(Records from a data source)
┌──
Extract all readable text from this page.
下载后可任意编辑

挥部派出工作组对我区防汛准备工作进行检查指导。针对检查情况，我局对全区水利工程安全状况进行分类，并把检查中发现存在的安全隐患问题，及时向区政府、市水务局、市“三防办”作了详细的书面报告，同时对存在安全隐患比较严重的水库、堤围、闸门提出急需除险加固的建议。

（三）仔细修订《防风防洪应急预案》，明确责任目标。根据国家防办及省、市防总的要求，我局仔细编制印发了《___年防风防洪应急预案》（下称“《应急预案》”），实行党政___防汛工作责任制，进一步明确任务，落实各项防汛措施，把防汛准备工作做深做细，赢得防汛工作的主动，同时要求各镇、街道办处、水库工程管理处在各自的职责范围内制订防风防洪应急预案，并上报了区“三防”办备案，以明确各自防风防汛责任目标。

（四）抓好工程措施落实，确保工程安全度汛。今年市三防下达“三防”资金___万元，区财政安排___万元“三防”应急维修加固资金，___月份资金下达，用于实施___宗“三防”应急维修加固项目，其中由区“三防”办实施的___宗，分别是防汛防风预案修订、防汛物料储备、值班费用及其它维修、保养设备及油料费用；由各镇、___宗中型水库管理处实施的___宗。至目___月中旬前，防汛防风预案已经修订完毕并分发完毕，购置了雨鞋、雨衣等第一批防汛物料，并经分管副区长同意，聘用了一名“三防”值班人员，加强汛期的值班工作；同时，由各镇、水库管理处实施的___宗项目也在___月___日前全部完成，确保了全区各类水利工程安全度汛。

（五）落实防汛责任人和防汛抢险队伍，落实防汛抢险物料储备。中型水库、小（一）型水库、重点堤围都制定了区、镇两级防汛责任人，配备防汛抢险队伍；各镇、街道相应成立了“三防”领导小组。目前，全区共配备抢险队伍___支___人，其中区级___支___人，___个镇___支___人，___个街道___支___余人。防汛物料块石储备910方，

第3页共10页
└──
┌──
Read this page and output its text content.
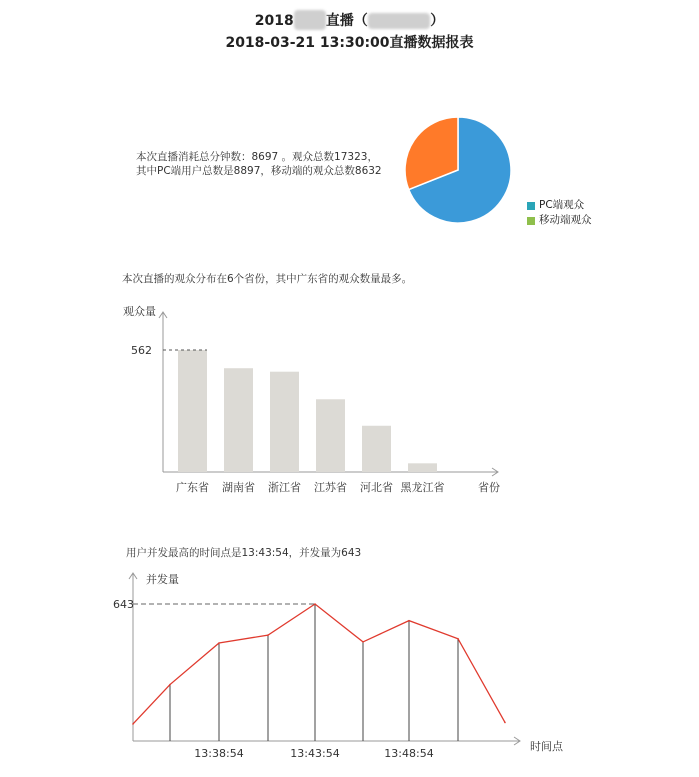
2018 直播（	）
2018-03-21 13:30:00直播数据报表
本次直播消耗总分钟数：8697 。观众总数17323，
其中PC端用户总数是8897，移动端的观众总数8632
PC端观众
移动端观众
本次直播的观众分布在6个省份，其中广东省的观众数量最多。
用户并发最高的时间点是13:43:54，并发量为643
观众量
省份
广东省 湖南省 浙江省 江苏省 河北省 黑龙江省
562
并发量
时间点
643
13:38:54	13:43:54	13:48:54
└──
SET TASK: Note each line of the entries that has "text" in it, and copy those lines.

THE ANSWER:
Extract all readable text from this page.
Read this page and output its text content.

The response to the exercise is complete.